EXERCISE ▸
Write the records out again, keeping each line exactly as it is.

##### INFORMATION PROVIDED

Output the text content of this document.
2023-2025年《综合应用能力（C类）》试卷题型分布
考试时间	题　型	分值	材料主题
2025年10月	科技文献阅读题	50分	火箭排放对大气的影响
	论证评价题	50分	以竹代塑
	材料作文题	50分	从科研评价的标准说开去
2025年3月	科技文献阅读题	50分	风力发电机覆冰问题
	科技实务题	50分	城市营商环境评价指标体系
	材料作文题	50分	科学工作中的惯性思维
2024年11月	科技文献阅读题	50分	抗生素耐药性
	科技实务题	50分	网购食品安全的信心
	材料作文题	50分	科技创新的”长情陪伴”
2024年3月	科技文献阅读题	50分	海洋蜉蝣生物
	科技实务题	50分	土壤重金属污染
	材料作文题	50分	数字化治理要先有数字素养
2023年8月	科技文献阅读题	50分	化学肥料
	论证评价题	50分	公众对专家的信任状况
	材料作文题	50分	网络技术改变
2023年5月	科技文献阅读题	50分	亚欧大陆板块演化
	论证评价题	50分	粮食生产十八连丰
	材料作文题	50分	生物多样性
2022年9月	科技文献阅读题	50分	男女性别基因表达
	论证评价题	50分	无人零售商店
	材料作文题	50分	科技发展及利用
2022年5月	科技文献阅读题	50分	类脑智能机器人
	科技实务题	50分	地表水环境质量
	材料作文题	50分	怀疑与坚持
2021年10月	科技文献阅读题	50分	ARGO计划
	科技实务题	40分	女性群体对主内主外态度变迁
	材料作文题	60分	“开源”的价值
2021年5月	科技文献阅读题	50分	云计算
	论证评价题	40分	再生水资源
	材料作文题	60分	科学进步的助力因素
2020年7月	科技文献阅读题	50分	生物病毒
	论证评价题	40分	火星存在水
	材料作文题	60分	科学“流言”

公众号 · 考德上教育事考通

##########

CORRECT ANSWER ▸
Output the text content of this document.
2023-2025年《综合应用能力（C类）》试卷题型分布
考试时间	题　型	分值	材料主题
2025年10月	科技文献阅读题	50分	火箭排放对大气的影响
	论证评价题	50分	以竹代塑
	材料作文题	50分	从科研评价的标准说开去
2025年3月	科技文献阅读题	50分	风力发电机覆冰问题
	科技实务题	50分	城市营商环境评价指标体系
	材料作文题	50分	科学工作中的惯性思维
2024年11月	科技文献阅读题	50分	抗生素耐药性
	科技实务题	50分	网购食品安全的信心
	材料作文题	50分	科技创新的”长情陪伴”
2024年3月	科技文献阅读题	50分	海洋蜉蝣生物
	科技实务题	50分	土壤重金属污染
	材料作文题	50分	数字化治理要先有数字素养
2023年8月	科技文献阅读题	50分	化学肥料
	论证评价题	50分	公众对专家的信任状况
	材料作文题	50分	网络技术改变
2023年5月	科技文献阅读题	50分	亚欧大陆板块演化
	论证评价题	50分	粮食生产十八连丰
	材料作文题	50分	生物多样性
2022年9月	科技文献阅读题	50分	男女性别基因表达
	论证评价题	50分	无人零售商店
	材料作文题	50分	科技发展及利用
2022年5月	科技文献阅读题	50分	类脑智能机器人
	科技实务题	50分	地表水环境质量
	材料作文题	50分	怀疑与坚持
2021年10月	科技文献阅读题	50分	ARGO计划
	科技实务题	40分	女性群体对主内主外态度变迁
	材料作文题	60分	“开源”的价值
2021年5月	科技文献阅读题	50分	云计算
	论证评价题	40分	再生水资源
	材料作文题	60分	科学进步的助力因素
2020年7月	科技文献阅读题	50分	生物病毒
	论证评价题	40分	火星存在水
	材料作文题	60分	科学“流言”

公众号 · 考德上教育事考通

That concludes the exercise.